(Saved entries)
=-=-=-=-=

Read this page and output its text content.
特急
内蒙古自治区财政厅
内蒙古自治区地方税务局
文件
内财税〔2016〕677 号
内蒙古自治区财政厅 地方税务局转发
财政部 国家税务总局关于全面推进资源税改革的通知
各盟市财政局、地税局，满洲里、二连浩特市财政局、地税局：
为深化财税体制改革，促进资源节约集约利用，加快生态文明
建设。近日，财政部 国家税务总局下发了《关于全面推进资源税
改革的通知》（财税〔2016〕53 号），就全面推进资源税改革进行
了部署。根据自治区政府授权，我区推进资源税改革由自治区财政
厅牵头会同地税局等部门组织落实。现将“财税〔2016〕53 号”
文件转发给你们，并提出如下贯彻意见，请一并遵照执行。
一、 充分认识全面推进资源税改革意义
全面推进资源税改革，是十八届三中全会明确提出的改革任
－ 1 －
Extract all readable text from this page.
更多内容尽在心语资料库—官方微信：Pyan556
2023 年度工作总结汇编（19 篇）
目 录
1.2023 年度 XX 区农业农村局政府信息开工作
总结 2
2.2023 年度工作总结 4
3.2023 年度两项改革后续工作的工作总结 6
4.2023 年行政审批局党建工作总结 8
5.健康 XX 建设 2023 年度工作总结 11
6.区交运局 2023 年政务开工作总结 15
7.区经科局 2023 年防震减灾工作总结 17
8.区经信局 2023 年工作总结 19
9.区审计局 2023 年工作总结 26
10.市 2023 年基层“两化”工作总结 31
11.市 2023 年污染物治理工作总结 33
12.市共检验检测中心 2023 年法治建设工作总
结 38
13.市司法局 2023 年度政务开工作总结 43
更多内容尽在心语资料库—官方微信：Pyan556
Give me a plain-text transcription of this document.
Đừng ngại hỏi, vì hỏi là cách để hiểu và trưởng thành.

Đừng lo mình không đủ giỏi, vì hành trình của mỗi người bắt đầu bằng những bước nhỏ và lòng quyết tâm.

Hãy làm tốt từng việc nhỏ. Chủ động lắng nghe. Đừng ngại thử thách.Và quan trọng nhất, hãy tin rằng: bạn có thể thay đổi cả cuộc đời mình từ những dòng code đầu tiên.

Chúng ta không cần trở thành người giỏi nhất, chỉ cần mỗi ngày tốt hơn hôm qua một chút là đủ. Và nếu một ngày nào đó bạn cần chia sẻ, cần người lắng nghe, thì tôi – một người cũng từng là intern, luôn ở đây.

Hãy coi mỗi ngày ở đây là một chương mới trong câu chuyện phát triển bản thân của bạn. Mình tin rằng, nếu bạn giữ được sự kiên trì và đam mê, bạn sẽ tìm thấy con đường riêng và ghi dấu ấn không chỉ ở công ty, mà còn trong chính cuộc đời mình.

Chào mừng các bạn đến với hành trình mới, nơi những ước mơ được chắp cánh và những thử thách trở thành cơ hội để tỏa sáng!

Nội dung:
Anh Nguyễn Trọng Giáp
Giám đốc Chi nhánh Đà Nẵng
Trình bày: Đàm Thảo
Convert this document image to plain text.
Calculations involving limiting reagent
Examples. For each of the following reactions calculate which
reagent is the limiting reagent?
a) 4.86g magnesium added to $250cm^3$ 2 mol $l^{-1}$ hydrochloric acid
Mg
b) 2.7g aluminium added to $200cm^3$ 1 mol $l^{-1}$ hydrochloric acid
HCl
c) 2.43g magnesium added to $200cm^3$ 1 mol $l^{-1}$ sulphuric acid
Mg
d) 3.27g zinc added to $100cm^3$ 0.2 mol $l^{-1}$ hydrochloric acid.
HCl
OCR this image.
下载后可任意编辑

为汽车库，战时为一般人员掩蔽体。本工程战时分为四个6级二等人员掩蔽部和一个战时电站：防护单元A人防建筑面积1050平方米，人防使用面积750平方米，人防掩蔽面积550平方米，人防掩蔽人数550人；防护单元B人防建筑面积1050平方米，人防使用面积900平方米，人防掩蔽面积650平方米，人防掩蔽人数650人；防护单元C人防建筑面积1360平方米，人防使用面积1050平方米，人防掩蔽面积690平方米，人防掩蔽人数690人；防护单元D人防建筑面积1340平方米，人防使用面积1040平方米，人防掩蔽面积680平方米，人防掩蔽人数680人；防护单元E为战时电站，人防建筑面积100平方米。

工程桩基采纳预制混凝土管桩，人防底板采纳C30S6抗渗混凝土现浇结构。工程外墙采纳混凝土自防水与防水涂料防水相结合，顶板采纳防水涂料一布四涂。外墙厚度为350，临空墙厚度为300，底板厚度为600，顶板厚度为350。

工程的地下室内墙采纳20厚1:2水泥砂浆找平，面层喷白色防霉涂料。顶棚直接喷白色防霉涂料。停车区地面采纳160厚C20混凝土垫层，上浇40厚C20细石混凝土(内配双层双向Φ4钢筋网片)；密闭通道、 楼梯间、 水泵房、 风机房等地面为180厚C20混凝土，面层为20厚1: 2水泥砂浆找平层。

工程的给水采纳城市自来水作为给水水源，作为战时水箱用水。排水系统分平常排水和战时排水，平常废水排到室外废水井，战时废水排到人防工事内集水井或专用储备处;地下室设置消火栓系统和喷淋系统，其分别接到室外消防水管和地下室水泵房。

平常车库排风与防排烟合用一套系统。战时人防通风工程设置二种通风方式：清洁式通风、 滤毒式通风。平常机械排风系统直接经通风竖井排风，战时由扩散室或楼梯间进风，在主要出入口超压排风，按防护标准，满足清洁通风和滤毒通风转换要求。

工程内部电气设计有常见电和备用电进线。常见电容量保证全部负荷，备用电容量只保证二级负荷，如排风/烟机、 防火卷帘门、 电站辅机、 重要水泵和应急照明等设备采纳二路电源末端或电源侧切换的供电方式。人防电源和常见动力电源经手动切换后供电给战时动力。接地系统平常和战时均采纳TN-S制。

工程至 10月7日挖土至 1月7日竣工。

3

=-=-=-=-=

REQUIREMENT: Return the full listing, character for character.

EXERCISE ANSWER:
Read this page and output its text content.
特急
内蒙古自治区财政厅
内蒙古自治区地方税务局
文件
内财税〔2016〕677 号
内蒙古自治区财政厅 地方税务局转发
财政部 国家税务总局关于全面推进资源税改革的通知
各盟市财政局、地税局，满洲里、二连浩特市财政局、地税局：
为深化财税体制改革，促进资源节约集约利用，加快生态文明
建设。近日，财政部 国家税务总局下发了《关于全面推进资源税
改革的通知》（财税〔2016〕53 号），就全面推进资源税改革进行
了部署。根据自治区政府授权，我区推进资源税改革由自治区财政
厅牵头会同地税局等部门组织落实。现将“财税〔2016〕53 号”
文件转发给你们，并提出如下贯彻意见，请一并遵照执行。
一、 充分认识全面推进资源税改革意义
全面推进资源税改革，是十八届三中全会明确提出的改革任
－ 1 －
Extract all readable text from this page.
更多内容尽在心语资料库—官方微信：Pyan556
2023 年度工作总结汇编（19 篇）
目 录
1.2023 年度 XX 区农业农村局政府信息开工作
总结 2
2.2023 年度工作总结 4
3.2023 年度两项改革后续工作的工作总结 6
4.2023 年行政审批局党建工作总结 8
5.健康 XX 建设 2023 年度工作总结 11
6.区交运局 2023 年政务开工作总结 15
7.区经科局 2023 年防震减灾工作总结 17
8.区经信局 2023 年工作总结 19
9.区审计局 2023 年工作总结 26
10.市 2023 年基层“两化”工作总结 31
11.市 2023 年污染物治理工作总结 33
12.市共检验检测中心 2023 年法治建设工作总
结 38
13.市司法局 2023 年度政务开工作总结 43
更多内容尽在心语资料库—官方微信：Pyan556
Give me a plain-text transcription of this document.
Đừng ngại hỏi, vì hỏi là cách để hiểu và trưởng thành.

Đừng lo mình không đủ giỏi, vì hành trình của mỗi người bắt đầu bằng những bước nhỏ và lòng quyết tâm.

Hãy làm tốt từng việc nhỏ. Chủ động lắng nghe. Đừng ngại thử thách.Và quan trọng nhất, hãy tin rằng: bạn có thể thay đổi cả cuộc đời mình từ những dòng code đầu tiên.

Chúng ta không cần trở thành người giỏi nhất, chỉ cần mỗi ngày tốt hơn hôm qua một chút là đủ. Và nếu một ngày nào đó bạn cần chia sẻ, cần người lắng nghe, thì tôi – một người cũng từng là intern, luôn ở đây.

Hãy coi mỗi ngày ở đây là một chương mới trong câu chuyện phát triển bản thân của bạn. Mình tin rằng, nếu bạn giữ được sự kiên trì và đam mê, bạn sẽ tìm thấy con đường riêng và ghi dấu ấn không chỉ ở công ty, mà còn trong chính cuộc đời mình.

Chào mừng các bạn đến với hành trình mới, nơi những ước mơ được chắp cánh và những thử thách trở thành cơ hội để tỏa sáng!

Nội dung:
Anh Nguyễn Trọng Giáp
Giám đốc Chi nhánh Đà Nẵng
Trình bày: Đàm Thảo
Convert this document image to plain text.
Calculations involving limiting reagent
Examples. For each of the following reactions calculate which
reagent is the limiting reagent?
a) 4.86g magnesium added to $250cm^3$ 2 mol $l^{-1}$ hydrochloric acid
Mg
b) 2.7g aluminium added to $200cm^3$ 1 mol $l^{-1}$ hydrochloric acid
HCl
c) 2.43g magnesium added to $200cm^3$ 1 mol $l^{-1}$ sulphuric acid
Mg
d) 3.27g zinc added to $100cm^3$ 0.2 mol $l^{-1}$ hydrochloric acid.
HCl
OCR this image.
下载后可任意编辑

为汽车库，战时为一般人员掩蔽体。本工程战时分为四个6级二等人员掩蔽部和一个战时电站：防护单元A人防建筑面积1050平方米，人防使用面积750平方米，人防掩蔽面积550平方米，人防掩蔽人数550人；防护单元B人防建筑面积1050平方米，人防使用面积900平方米，人防掩蔽面积650平方米，人防掩蔽人数650人；防护单元C人防建筑面积1360平方米，人防使用面积1050平方米，人防掩蔽面积690平方米，人防掩蔽人数690人；防护单元D人防建筑面积1340平方米，人防使用面积1040平方米，人防掩蔽面积680平方米，人防掩蔽人数680人；防护单元E为战时电站，人防建筑面积100平方米。

工程桩基采纳预制混凝土管桩，人防底板采纳C30S6抗渗混凝土现浇结构。工程外墙采纳混凝土自防水与防水涂料防水相结合，顶板采纳防水涂料一布四涂。外墙厚度为350，临空墙厚度为300，底板厚度为600，顶板厚度为350。

工程的地下室内墙采纳20厚1:2水泥砂浆找平，面层喷白色防霉涂料。顶棚直接喷白色防霉涂料。停车区地面采纳160厚C20混凝土垫层，上浇40厚C20细石混凝土(内配双层双向Φ4钢筋网片)；密闭通道、 楼梯间、 水泵房、 风机房等地面为180厚C20混凝土，面层为20厚1: 2水泥砂浆找平层。

工程的给水采纳城市自来水作为给水水源，作为战时水箱用水。排水系统分平常排水和战时排水，平常废水排到室外废水井，战时废水排到人防工事内集水井或专用储备处;地下室设置消火栓系统和喷淋系统，其分别接到室外消防水管和地下室水泵房。

平常车库排风与防排烟合用一套系统。战时人防通风工程设置二种通风方式：清洁式通风、 滤毒式通风。平常机械排风系统直接经通风竖井排风，战时由扩散室或楼梯间进风，在主要出入口超压排风，按防护标准，满足清洁通风和滤毒通风转换要求。

工程内部电气设计有常见电和备用电进线。常见电容量保证全部负荷，备用电容量只保证二级负荷，如排风/烟机、 防火卷帘门、 电站辅机、 重要水泵和应急照明等设备采纳二路电源末端或电源侧切换的供电方式。人防电源和常见动力电源经手动切换后供电给战时动力。接地系统平常和战时均采纳TN-S制。

工程至 10月7日挖土至 1月7日竣工。

3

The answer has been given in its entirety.